begin

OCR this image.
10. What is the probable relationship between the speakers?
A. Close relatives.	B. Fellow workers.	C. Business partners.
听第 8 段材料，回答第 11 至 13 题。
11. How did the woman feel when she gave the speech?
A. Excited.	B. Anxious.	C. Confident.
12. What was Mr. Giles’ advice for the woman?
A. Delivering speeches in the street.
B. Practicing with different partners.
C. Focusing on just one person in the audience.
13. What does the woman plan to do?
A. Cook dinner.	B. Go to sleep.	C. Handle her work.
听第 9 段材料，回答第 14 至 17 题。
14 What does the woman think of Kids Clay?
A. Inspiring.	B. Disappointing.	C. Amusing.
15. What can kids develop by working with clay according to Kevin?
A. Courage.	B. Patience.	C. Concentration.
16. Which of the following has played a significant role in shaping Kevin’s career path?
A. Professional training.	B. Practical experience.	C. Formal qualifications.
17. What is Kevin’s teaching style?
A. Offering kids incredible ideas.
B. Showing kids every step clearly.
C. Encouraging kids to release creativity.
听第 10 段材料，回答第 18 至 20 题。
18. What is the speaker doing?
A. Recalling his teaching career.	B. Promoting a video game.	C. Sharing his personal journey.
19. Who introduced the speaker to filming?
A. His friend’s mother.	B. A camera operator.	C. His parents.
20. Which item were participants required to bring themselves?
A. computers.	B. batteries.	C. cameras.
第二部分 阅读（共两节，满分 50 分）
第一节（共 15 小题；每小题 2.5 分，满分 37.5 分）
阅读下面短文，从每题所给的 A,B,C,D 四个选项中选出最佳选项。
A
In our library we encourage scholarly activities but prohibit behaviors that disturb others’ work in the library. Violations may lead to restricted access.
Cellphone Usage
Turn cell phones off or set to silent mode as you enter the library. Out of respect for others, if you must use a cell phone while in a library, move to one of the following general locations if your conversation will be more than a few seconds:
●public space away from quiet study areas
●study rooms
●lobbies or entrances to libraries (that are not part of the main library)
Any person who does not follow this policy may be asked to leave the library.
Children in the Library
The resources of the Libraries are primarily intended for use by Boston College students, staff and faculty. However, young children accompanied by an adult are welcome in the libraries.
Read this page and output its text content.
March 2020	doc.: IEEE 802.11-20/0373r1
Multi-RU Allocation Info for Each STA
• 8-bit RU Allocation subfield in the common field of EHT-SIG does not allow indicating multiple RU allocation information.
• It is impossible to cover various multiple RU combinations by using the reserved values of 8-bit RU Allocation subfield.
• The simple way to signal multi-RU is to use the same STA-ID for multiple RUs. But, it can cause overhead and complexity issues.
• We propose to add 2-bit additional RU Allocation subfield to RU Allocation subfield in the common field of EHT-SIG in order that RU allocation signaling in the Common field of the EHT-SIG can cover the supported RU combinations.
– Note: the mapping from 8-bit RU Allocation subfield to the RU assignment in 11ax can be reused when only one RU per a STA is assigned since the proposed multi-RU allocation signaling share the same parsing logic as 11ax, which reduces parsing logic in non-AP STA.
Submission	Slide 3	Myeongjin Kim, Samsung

end

**TASK OBJECTIVE**
Give only the number of lines in the entries above that contain the string "from".

**RESPONSE TO THIS EXERCISE**
2